## Given exercise
Render the listing from its first line through the line containing "agent-input[interactable]: 张 —", both included, as a JSON list of strings with one string per line and blank lines omitted.

## Data in this exercise
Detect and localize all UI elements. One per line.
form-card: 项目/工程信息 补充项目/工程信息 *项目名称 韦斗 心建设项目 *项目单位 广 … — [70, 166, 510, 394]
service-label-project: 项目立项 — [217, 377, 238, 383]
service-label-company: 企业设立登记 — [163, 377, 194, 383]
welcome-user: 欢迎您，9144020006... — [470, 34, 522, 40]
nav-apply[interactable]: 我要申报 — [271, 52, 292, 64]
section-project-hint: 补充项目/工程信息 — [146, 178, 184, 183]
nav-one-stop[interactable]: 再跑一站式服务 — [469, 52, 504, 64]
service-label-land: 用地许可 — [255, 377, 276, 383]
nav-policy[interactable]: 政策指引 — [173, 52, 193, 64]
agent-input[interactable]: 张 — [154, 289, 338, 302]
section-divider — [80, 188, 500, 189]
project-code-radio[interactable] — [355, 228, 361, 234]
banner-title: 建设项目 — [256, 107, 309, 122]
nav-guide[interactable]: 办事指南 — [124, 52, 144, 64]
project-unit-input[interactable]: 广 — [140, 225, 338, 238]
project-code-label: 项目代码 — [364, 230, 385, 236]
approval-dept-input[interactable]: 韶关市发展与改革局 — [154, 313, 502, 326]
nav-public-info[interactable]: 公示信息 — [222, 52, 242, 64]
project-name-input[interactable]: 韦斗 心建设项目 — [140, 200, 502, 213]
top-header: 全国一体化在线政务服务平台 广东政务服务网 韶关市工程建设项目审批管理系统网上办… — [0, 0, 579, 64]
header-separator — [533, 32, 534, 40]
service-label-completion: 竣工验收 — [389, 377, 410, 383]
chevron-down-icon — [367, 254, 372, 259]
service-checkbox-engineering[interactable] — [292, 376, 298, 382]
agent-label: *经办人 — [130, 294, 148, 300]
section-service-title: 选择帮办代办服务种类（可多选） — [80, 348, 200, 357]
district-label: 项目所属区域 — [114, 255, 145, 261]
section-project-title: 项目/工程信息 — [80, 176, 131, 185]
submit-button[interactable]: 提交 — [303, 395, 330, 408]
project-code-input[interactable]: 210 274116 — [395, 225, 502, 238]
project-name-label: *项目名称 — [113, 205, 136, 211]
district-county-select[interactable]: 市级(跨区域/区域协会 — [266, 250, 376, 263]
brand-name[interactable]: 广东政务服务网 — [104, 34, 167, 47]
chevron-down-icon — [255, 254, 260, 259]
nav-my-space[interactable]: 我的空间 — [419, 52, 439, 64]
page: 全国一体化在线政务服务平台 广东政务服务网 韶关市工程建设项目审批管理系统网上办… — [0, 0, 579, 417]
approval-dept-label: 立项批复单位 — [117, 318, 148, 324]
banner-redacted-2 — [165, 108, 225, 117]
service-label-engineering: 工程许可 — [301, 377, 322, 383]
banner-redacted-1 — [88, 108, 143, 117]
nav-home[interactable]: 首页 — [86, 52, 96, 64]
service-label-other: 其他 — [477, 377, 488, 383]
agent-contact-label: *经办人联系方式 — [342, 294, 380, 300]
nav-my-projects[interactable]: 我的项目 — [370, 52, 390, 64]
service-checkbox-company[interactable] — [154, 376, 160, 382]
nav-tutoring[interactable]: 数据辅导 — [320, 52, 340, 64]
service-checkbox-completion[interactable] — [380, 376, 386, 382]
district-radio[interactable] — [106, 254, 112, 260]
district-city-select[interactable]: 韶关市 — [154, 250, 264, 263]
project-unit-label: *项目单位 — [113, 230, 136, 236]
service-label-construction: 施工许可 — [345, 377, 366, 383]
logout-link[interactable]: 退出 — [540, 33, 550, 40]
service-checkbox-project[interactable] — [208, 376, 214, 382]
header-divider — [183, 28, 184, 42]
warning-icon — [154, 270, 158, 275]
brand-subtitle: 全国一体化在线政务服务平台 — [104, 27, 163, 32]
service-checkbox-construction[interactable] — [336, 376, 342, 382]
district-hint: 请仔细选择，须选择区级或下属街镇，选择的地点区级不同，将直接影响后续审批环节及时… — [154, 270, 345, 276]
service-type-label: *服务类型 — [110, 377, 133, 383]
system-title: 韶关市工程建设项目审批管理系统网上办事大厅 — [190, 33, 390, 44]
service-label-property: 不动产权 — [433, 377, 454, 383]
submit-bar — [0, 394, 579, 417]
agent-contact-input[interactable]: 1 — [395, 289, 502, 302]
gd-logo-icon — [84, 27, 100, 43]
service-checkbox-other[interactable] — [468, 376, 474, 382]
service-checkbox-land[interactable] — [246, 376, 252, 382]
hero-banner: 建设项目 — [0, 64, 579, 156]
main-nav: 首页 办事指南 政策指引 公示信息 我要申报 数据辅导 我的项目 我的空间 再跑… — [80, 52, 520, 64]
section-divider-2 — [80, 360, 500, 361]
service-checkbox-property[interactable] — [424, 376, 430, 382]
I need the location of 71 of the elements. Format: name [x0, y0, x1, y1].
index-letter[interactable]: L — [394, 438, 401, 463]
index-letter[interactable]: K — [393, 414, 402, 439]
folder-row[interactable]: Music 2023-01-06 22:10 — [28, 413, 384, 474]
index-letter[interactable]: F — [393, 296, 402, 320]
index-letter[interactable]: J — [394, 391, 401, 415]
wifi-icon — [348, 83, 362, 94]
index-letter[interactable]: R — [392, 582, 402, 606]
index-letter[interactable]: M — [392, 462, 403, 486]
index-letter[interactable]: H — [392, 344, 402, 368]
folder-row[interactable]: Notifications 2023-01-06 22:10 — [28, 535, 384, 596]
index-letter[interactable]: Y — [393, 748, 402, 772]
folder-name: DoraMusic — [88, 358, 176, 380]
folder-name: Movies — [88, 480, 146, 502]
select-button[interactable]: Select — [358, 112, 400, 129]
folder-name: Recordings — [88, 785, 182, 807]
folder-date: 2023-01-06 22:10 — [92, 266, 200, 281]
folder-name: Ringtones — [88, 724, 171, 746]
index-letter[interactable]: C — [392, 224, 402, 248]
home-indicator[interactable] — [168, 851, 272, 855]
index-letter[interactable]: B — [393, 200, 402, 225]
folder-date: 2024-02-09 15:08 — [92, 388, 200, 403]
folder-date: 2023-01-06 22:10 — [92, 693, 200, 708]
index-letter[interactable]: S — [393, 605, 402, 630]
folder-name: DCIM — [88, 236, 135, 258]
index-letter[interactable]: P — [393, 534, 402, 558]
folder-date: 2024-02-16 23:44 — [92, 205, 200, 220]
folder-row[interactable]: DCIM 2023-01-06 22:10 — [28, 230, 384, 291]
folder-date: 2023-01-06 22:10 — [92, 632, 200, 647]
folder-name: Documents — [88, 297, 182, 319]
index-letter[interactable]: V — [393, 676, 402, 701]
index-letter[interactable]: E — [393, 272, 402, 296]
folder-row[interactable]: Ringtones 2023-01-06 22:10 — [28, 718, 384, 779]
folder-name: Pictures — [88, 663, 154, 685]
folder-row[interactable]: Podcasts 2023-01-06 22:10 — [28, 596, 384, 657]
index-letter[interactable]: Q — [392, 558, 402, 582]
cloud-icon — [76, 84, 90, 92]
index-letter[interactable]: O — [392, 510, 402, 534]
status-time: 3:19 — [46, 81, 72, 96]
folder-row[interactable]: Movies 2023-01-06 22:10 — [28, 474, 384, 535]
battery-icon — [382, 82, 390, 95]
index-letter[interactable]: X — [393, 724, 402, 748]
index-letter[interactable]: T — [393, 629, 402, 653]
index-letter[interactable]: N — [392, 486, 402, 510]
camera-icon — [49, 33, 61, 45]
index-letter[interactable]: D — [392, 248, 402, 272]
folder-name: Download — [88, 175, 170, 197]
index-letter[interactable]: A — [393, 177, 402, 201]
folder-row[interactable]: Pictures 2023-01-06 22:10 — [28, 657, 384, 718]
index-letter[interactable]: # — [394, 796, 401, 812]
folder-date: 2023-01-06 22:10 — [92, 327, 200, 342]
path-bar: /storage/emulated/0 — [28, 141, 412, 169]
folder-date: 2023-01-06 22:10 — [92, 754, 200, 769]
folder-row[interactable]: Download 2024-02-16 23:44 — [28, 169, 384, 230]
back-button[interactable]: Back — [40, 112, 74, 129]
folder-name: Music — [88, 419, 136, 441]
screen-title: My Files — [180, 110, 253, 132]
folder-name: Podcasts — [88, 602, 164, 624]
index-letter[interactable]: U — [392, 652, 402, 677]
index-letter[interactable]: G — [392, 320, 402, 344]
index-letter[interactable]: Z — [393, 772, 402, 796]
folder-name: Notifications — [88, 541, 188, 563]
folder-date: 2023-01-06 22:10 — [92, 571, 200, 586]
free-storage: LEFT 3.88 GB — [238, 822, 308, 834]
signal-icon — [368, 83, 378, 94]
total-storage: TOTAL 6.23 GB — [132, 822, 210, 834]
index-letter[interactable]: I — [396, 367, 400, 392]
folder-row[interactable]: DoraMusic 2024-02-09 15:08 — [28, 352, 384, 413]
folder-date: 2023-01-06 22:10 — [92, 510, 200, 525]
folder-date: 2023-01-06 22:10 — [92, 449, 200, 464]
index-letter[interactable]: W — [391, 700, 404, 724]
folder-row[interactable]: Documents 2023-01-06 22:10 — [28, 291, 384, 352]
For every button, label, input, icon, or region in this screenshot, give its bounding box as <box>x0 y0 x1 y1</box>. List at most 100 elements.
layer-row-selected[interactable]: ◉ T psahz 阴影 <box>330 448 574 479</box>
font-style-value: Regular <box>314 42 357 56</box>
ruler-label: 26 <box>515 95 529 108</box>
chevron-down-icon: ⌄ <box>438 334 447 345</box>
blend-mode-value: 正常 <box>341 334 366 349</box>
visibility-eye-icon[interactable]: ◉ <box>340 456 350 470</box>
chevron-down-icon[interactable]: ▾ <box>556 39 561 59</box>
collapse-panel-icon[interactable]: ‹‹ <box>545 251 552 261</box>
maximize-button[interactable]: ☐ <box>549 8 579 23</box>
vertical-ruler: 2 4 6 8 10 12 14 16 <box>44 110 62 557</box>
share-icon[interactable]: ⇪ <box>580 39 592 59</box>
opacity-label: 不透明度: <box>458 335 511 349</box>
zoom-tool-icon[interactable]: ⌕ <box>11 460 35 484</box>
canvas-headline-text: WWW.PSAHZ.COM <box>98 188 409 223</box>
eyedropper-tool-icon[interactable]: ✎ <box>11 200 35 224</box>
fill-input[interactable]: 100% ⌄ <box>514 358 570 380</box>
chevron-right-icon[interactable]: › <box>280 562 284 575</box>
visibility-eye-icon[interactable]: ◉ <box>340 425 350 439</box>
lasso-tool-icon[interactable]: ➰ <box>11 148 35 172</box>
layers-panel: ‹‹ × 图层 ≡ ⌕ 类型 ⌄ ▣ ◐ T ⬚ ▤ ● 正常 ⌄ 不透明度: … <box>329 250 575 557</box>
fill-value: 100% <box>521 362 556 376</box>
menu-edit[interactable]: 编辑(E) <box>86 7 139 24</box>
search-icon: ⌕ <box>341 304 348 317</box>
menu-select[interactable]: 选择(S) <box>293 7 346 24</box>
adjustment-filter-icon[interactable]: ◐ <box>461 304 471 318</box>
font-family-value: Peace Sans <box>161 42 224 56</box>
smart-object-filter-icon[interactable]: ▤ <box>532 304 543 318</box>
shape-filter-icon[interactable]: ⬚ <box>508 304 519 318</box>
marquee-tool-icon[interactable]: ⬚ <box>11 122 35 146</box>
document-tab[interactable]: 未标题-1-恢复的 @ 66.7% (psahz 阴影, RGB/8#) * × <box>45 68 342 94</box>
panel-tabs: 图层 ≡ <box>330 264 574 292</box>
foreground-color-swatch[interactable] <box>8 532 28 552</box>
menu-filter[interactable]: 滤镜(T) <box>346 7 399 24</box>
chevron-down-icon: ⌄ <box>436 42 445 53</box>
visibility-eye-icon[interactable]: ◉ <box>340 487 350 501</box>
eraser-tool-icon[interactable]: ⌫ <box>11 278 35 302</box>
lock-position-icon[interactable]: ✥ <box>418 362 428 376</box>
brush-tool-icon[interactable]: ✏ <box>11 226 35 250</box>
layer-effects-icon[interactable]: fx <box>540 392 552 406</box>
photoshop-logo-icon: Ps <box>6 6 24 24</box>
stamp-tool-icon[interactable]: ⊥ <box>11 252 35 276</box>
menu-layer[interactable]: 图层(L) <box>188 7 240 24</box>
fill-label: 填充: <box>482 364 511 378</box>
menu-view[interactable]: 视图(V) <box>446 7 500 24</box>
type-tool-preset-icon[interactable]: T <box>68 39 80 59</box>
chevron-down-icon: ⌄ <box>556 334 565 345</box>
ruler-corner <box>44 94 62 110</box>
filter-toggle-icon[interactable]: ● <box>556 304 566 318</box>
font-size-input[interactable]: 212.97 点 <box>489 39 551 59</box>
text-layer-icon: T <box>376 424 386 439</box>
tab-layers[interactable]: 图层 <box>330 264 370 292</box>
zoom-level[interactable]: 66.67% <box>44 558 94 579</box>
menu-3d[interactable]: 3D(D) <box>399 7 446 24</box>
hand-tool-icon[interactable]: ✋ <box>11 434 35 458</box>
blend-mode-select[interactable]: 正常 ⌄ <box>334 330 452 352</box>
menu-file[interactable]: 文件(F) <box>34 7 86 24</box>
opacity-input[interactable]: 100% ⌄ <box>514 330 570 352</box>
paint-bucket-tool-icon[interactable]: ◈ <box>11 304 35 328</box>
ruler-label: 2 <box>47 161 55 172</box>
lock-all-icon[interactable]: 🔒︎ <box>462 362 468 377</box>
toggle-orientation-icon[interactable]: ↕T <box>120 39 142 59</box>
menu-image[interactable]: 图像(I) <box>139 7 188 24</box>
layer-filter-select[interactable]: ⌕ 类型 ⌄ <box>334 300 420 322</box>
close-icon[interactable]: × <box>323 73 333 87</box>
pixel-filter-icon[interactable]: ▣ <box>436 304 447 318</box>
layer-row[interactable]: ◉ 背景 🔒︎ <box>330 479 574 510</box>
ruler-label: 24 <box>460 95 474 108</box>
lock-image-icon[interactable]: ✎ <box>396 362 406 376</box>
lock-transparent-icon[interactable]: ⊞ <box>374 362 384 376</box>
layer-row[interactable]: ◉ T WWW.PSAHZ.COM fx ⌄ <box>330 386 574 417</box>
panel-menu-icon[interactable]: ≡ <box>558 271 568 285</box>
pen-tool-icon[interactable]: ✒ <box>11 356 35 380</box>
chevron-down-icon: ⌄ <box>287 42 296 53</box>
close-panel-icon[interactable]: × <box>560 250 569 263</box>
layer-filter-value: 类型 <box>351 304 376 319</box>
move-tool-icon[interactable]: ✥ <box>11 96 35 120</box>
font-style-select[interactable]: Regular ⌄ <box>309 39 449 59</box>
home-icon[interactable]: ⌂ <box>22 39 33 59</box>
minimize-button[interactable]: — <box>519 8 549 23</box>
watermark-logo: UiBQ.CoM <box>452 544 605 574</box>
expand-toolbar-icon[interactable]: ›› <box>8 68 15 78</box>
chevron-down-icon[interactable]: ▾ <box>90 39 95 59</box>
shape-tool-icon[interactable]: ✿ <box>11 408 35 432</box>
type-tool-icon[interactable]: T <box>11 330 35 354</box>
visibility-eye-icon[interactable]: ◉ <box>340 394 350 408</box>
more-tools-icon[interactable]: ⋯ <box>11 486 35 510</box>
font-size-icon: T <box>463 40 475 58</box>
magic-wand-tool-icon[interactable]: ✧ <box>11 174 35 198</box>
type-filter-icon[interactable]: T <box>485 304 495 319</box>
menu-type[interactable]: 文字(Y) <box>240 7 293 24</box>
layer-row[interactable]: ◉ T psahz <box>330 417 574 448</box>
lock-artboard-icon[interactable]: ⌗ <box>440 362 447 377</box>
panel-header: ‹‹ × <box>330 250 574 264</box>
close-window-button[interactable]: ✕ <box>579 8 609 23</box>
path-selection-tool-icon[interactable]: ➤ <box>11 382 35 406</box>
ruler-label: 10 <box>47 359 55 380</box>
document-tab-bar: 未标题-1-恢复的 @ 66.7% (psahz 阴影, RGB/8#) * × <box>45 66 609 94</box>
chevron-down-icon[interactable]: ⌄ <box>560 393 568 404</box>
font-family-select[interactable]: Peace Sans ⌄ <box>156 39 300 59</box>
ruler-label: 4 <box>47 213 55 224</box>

## Exercise result
[
  "Detect and localize all UI elements. One per line.",
  "form-card: 项目/工程信息 补充项目/工程信息 *项目名称 韦斗 心建设项目 *项目单位 广 … — [70, 166, 510, 394]",
  "service-label-project: 项目立项 — [217, 377, 238, 383]",
  "service-label-company: 企业设立登记 — [163, 377, 194, 383]",
  "welcome-user: 欢迎您，9144020006... — [470, 34, 522, 40]",
  "nav-apply[interactable]: 我要申报 — [271, 52, 292, 64]",
  "section-project-hint: 补充项目/工程信息 — [146, 178, 184, 183]",
  "nav-one-stop[interactable]: 再跑一站式服务 — [469, 52, 504, 64]",
  "service-label-land: 用地许可 — [255, 377, 276, 383]",
  "nav-policy[interactable]: 政策指引 — [173, 52, 193, 64]",
  "agent-input[interactable]: 张 — [154, 289, 338, 302]"
]